* [Written instruction]:
Each record must be retyped in full. No character may differ.

(Dataset items)
## start

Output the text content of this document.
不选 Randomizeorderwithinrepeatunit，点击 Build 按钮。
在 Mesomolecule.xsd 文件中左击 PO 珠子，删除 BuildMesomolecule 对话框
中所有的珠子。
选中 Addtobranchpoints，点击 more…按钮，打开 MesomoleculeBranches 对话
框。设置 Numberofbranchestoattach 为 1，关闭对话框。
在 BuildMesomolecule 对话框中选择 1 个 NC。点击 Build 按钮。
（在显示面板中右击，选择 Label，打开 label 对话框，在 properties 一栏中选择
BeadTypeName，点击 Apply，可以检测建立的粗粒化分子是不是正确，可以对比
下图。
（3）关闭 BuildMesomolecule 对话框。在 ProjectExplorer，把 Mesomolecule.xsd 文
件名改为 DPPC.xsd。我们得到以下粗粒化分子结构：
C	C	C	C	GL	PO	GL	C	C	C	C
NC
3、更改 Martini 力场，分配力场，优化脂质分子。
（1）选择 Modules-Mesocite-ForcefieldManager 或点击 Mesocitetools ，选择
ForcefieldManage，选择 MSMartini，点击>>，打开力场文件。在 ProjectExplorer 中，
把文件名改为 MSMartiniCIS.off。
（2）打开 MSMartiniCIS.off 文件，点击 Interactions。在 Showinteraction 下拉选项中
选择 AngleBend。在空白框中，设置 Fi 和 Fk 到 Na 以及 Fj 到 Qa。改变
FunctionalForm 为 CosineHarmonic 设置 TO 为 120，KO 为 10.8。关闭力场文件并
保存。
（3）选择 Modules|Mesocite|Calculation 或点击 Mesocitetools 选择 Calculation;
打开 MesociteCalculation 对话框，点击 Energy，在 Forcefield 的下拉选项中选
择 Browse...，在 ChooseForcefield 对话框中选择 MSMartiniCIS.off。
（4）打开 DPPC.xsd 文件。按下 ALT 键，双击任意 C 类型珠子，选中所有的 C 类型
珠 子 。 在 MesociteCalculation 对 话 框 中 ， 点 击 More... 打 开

## end

* [Full response]:
Output the text content of this document.
不选 Randomizeorderwithinrepeatunit，点击 Build 按钮。
在 Mesomolecule.xsd 文件中左击 PO 珠子，删除 BuildMesomolecule 对话框
中所有的珠子。
选中 Addtobranchpoints，点击 more…按钮，打开 MesomoleculeBranches 对话
框。设置 Numberofbranchestoattach 为 1，关闭对话框。
在 BuildMesomolecule 对话框中选择 1 个 NC。点击 Build 按钮。
（在显示面板中右击，选择 Label，打开 label 对话框，在 properties 一栏中选择
BeadTypeName，点击 Apply，可以检测建立的粗粒化分子是不是正确，可以对比
下图。
（3）关闭 BuildMesomolecule 对话框。在 ProjectExplorer，把 Mesomolecule.xsd 文
件名改为 DPPC.xsd。我们得到以下粗粒化分子结构：
C	C	C	C	GL	PO	GL	C	C	C	C
NC
3、更改 Martini 力场，分配力场，优化脂质分子。
（1）选择 Modules-Mesocite-ForcefieldManager 或点击 Mesocitetools ，选择
ForcefieldManage，选择 MSMartini，点击>>，打开力场文件。在 ProjectExplorer 中，
把文件名改为 MSMartiniCIS.off。
（2）打开 MSMartiniCIS.off 文件，点击 Interactions。在 Showinteraction 下拉选项中
选择 AngleBend。在空白框中，设置 Fi 和 Fk 到 Na 以及 Fj 到 Qa。改变
FunctionalForm 为 CosineHarmonic 设置 TO 为 120，KO 为 10.8。关闭力场文件并
保存。
（3）选择 Modules|Mesocite|Calculation 或点击 Mesocitetools 选择 Calculation;
打开 MesociteCalculation 对话框，点击 Energy，在 Forcefield 的下拉选项中选
择 Browse...，在 ChooseForcefield 对话框中选择 MSMartiniCIS.off。
（4）打开 DPPC.xsd 文件。按下 ALT 键，双击任意 C 类型珠子，选中所有的 C 类型
珠 子 。 在 MesociteCalculation 对 话 框 中 ， 点 击 More... 打 开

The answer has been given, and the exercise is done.